- Information shown:

◆ ◆ ◆

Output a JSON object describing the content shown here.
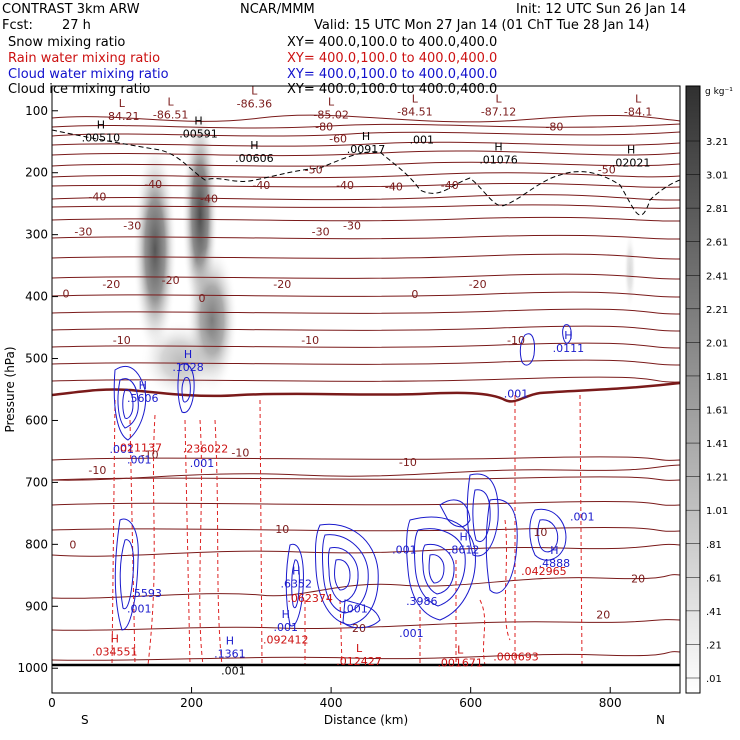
{
  "header": {
    "model": "CONTRAST  3km ARW",
    "org": "NCAR/MMM",
    "init": "Init: 12 UTC Sun 26 Jan 14",
    "fcst_label": "Fcst:",
    "fcst_value": "27 h",
    "valid": "Valid: 15 UTC Mon 27 Jan 14 (01 ChT Tue 28 Jan 14)"
  },
  "legend": [
    {
      "field": "Snow mixing ratio",
      "xsec": "XY= 400.0,100.0 to 400.0,400.0",
      "color": "#000000"
    },
    {
      "field": "Rain water mixing ratio",
      "xsec": "XY= 400.0,100.0 to 400.0,400.0",
      "color": "#cc1111"
    },
    {
      "field": "Cloud water mixing ratio",
      "xsec": "XY= 400.0,100.0 to 400.0,400.0",
      "color": "#1111cc"
    },
    {
      "field": "Cloud ice mixing ratio",
      "xsec": "XY= 400.0,100.0 to 400.0,400.0",
      "color": "#000000"
    }
  ],
  "chart_data": {
    "type": "cross-section",
    "xlabel": "Distance (km)",
    "ylabel": "Pressure (hPa)",
    "xlim": [
      0,
      900
    ],
    "ylim": [
      1040,
      60
    ],
    "x_ticks": [
      0,
      200,
      400,
      600,
      800
    ],
    "y_ticks": [
      100,
      200,
      300,
      400,
      500,
      600,
      700,
      800,
      900,
      1000
    ],
    "end_labels": {
      "left": "S",
      "right": "N"
    },
    "colorbar": {
      "unit_label": "g kg⁻¹",
      "levels": [
        ".01",
        ".21",
        ".41",
        ".61",
        ".81",
        "1.01",
        "1.21",
        "1.41",
        "1.61",
        "1.81",
        "2.01",
        "2.21",
        "2.41",
        "2.61",
        "2.81",
        "3.01",
        "3.21"
      ]
    },
    "temperature_contours": [
      {
        "x": 30,
        "p": 800,
        "label": "0"
      },
      {
        "x": 20,
        "p": 395,
        "label": "0"
      },
      {
        "x": 215,
        "p": 402,
        "label": "0"
      },
      {
        "x": 520,
        "p": 396,
        "label": "0"
      },
      {
        "x": 65,
        "p": 680,
        "label": "-10"
      },
      {
        "x": 140,
        "p": 655,
        "label": "-10"
      },
      {
        "x": 270,
        "p": 652,
        "label": "-10"
      },
      {
        "x": 510,
        "p": 667,
        "label": "-10"
      },
      {
        "x": 100,
        "p": 470,
        "label": "-10"
      },
      {
        "x": 370,
        "p": 470,
        "label": "-10"
      },
      {
        "x": 665,
        "p": 470,
        "label": "-10"
      },
      {
        "x": 85,
        "p": 380,
        "label": "-20"
      },
      {
        "x": 170,
        "p": 373,
        "label": "-20"
      },
      {
        "x": 330,
        "p": 380,
        "label": "-20"
      },
      {
        "x": 610,
        "p": 380,
        "label": "-20"
      },
      {
        "x": 45,
        "p": 295,
        "label": "-30"
      },
      {
        "x": 115,
        "p": 285,
        "label": "-30"
      },
      {
        "x": 385,
        "p": 295,
        "label": "-30"
      },
      {
        "x": 430,
        "p": 285,
        "label": "-30"
      },
      {
        "x": 145,
        "p": 218,
        "label": "-40"
      },
      {
        "x": 300,
        "p": 220,
        "label": "-40"
      },
      {
        "x": 420,
        "p": 220,
        "label": "-40"
      },
      {
        "x": 490,
        "p": 222,
        "label": "-40"
      },
      {
        "x": 570,
        "p": 220,
        "label": "-40"
      },
      {
        "x": 65,
        "p": 238,
        "label": "-40"
      },
      {
        "x": 225,
        "p": 242,
        "label": "-40"
      },
      {
        "x": 375,
        "p": 195,
        "label": "-50"
      },
      {
        "x": 795,
        "p": 195,
        "label": "-50"
      },
      {
        "x": 410,
        "p": 145,
        "label": "-60"
      },
      {
        "x": 390,
        "p": 125,
        "label": "-80"
      },
      {
        "x": 720,
        "p": 125,
        "label": "-80"
      },
      {
        "x": 440,
        "p": 935,
        "label": "20"
      },
      {
        "x": 790,
        "p": 913,
        "label": "20"
      },
      {
        "x": 840,
        "p": 855,
        "label": "20"
      },
      {
        "x": 330,
        "p": 775,
        "label": "10"
      },
      {
        "x": 700,
        "p": 780,
        "label": "10"
      }
    ],
    "low_high_markers": [
      {
        "x": 100,
        "p": 110,
        "mark": "L",
        "value": "-84.21"
      },
      {
        "x": 170,
        "p": 108,
        "mark": "L",
        "value": "-86.51"
      },
      {
        "x": 290,
        "p": 90,
        "mark": "L",
        "value": "-86.36"
      },
      {
        "x": 400,
        "p": 108,
        "mark": "L",
        "value": "-85.02"
      },
      {
        "x": 520,
        "p": 103,
        "mark": "L",
        "value": "-84.51"
      },
      {
        "x": 640,
        "p": 103,
        "mark": "L",
        "value": "-87.12"
      },
      {
        "x": 840,
        "p": 103,
        "mark": "L",
        "value": "-84.1"
      },
      {
        "x": 70,
        "p": 145,
        "mark": "H",
        "value": ".00510"
      },
      {
        "x": 210,
        "p": 138,
        "mark": "H",
        "value": ".00591"
      },
      {
        "x": 290,
        "p": 178,
        "mark": "H",
        "value": ".00606"
      },
      {
        "x": 450,
        "p": 163,
        "mark": "H",
        "value": ".00917"
      },
      {
        "x": 530,
        "p": 148,
        "mark": "",
        "value": ".001"
      },
      {
        "x": 640,
        "p": 180,
        "mark": "H",
        "value": ".01076"
      },
      {
        "x": 830,
        "p": 185,
        "mark": "H",
        "value": ".02021"
      },
      {
        "x": 740,
        "p": 485,
        "mark": "H",
        "value": ".0111"
      },
      {
        "x": 195,
        "p": 515,
        "mark": "H",
        "value": ".1028"
      },
      {
        "x": 130,
        "p": 565,
        "mark": "H",
        "value": ".5606"
      },
      {
        "x": 665,
        "p": 558,
        "mark": "",
        "value": ".001"
      },
      {
        "x": 100,
        "p": 648,
        "mark": "",
        "value": ".001"
      },
      {
        "x": 125,
        "p": 645,
        "mark": "",
        "value": ".021137"
      },
      {
        "x": 220,
        "p": 647,
        "mark": "",
        "value": ".236022"
      },
      {
        "x": 125,
        "p": 665,
        "mark": "",
        "value": ".001"
      },
      {
        "x": 215,
        "p": 670,
        "mark": "",
        "value": ".001"
      },
      {
        "x": 760,
        "p": 757,
        "mark": "",
        "value": ".001"
      },
      {
        "x": 135,
        "p": 880,
        "mark": "",
        "value": ".5593"
      },
      {
        "x": 125,
        "p": 905,
        "mark": "",
        "value": ".001"
      },
      {
        "x": 350,
        "p": 865,
        "mark": "H",
        "value": ".6352"
      },
      {
        "x": 590,
        "p": 810,
        "mark": "H",
        "value": ".8612"
      },
      {
        "x": 720,
        "p": 832,
        "mark": "H",
        "value": ".4888"
      },
      {
        "x": 705,
        "p": 845,
        "mark": "",
        "value": ".042965"
      },
      {
        "x": 505,
        "p": 810,
        "mark": "",
        "value": ".001"
      },
      {
        "x": 370,
        "p": 888,
        "mark": "",
        "value": ".062374"
      },
      {
        "x": 530,
        "p": 893,
        "mark": "",
        "value": ".3986"
      },
      {
        "x": 335,
        "p": 935,
        "mark": "H",
        "value": ".001"
      },
      {
        "x": 335,
        "p": 955,
        "mark": "",
        "value": ".092412"
      },
      {
        "x": 515,
        "p": 945,
        "mark": "",
        "value": ".001"
      },
      {
        "x": 435,
        "p": 905,
        "mark": "",
        "value": ".001"
      },
      {
        "x": 90,
        "p": 975,
        "mark": "H",
        "value": ".034551"
      },
      {
        "x": 255,
        "p": 978,
        "mark": "H",
        "value": ".1361"
      },
      {
        "x": 260,
        "p": 1005,
        "mark": "",
        "value": ".001"
      },
      {
        "x": 440,
        "p": 990,
        "mark": "L",
        "value": ".012427"
      },
      {
        "x": 585,
        "p": 992,
        "mark": "L",
        "value": ".001671"
      },
      {
        "x": 665,
        "p": 983,
        "mark": "",
        "value": ".000693"
      }
    ]
  }
}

◆ ◆ ◆

- Stated problem: Show all lines from the records above where the word "ratio" occurs.

- Written response:
      "field": "Snow mixing ratio",
      "field": "Rain water mixing ratio",
      "field": "Cloud water mixing ratio",
      "field": "Cloud ice mixing ratio",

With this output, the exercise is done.